- Given task: Sort through the entries below and pull out lines containing the word "data".

- Records for the task:
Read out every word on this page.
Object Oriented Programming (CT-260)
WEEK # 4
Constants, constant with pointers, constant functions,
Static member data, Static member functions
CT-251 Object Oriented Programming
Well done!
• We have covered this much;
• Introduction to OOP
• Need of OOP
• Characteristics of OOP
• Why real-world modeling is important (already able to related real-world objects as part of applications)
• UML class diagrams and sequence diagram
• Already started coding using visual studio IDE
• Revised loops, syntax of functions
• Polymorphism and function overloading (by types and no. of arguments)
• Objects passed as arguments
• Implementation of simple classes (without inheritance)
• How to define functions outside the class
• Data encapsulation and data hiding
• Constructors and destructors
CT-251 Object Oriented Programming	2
--
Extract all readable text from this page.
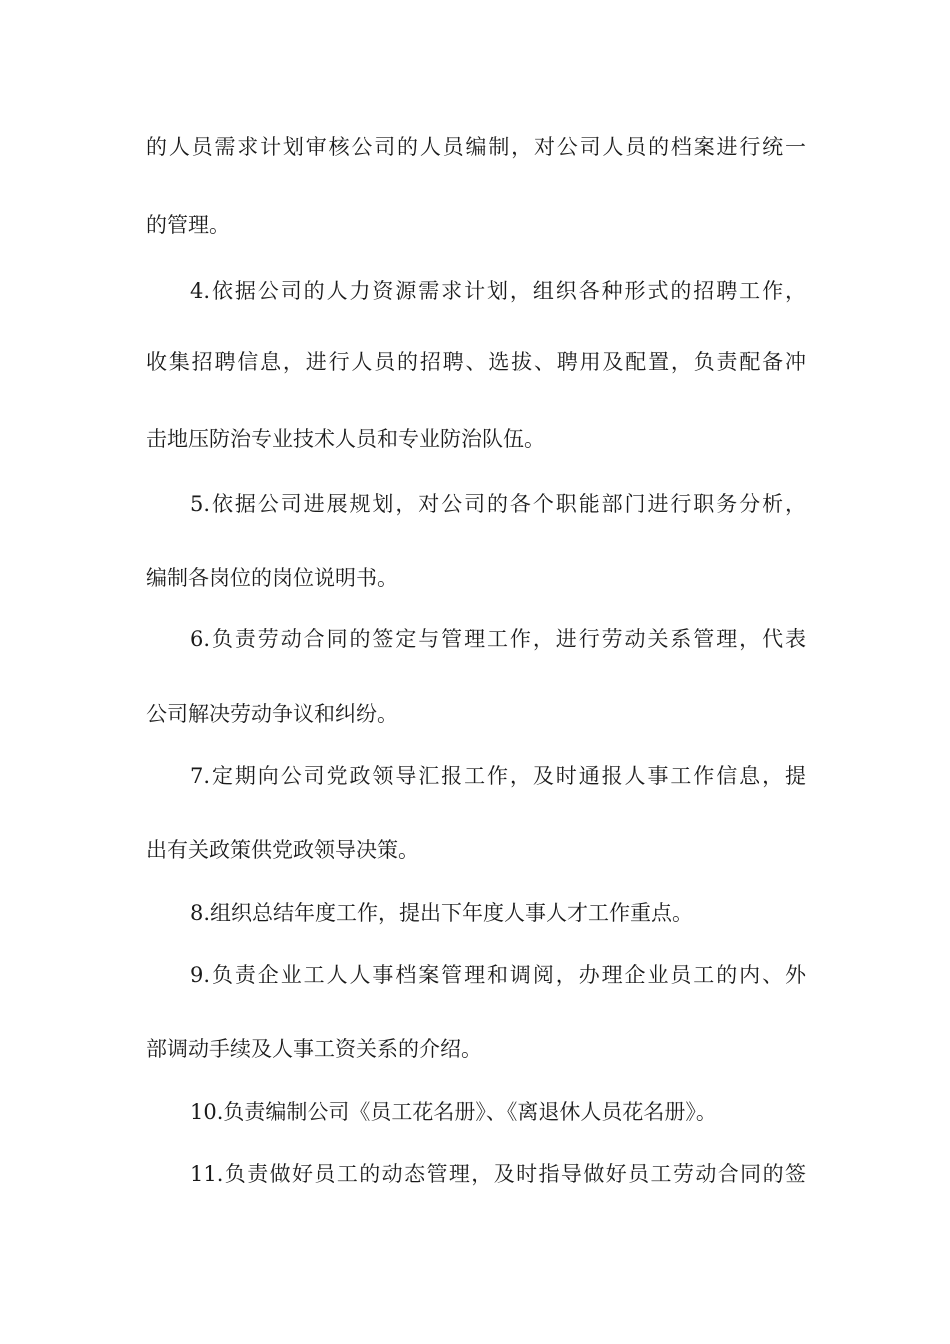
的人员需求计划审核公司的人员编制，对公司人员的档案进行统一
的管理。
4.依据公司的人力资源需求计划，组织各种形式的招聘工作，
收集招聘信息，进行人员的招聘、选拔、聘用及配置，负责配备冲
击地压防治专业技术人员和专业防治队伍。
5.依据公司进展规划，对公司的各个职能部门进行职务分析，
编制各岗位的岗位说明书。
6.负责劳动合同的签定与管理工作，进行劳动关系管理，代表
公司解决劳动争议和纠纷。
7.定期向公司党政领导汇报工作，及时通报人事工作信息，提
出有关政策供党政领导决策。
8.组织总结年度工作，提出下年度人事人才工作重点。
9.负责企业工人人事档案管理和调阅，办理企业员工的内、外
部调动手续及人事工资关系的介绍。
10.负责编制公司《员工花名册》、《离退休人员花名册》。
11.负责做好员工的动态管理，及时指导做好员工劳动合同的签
---
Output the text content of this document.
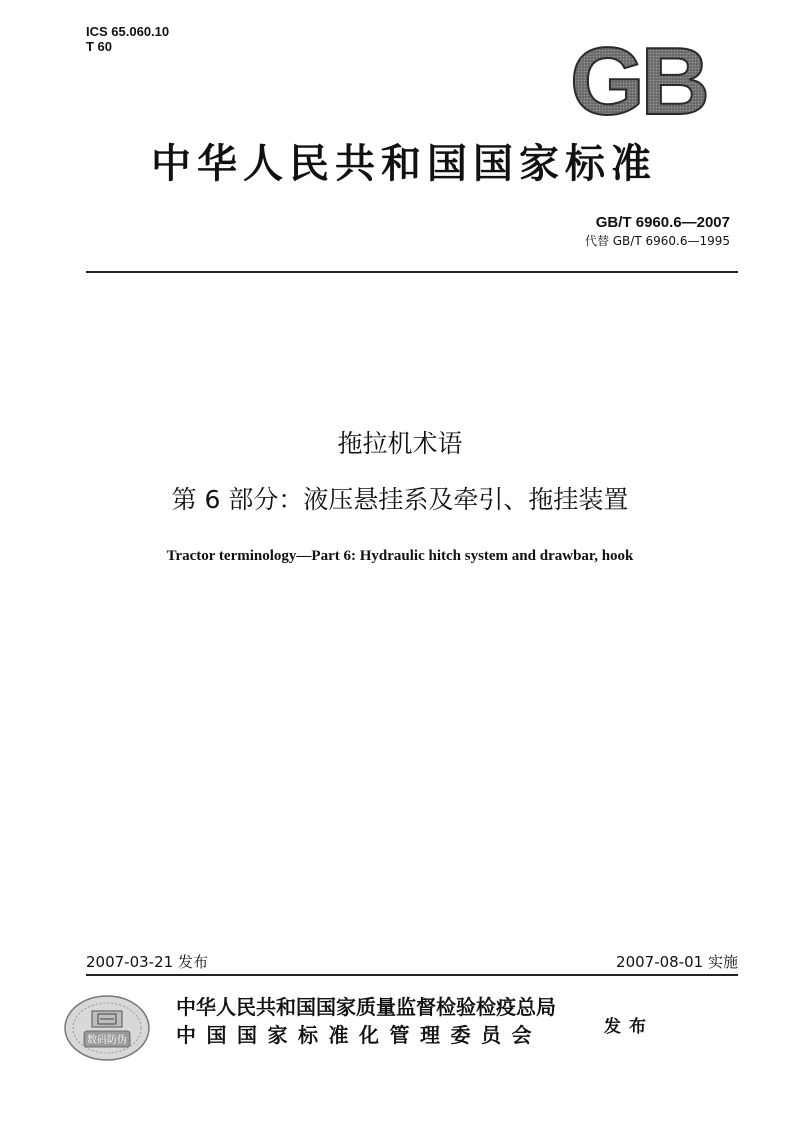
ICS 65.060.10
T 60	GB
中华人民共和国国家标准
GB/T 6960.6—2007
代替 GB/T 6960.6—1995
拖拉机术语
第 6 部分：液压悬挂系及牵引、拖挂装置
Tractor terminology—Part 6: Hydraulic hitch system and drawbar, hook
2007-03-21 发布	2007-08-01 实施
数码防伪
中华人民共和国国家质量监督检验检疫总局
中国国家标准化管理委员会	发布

- Problem solution:
Static member data, Static member functions
• Data encapsulation and data hiding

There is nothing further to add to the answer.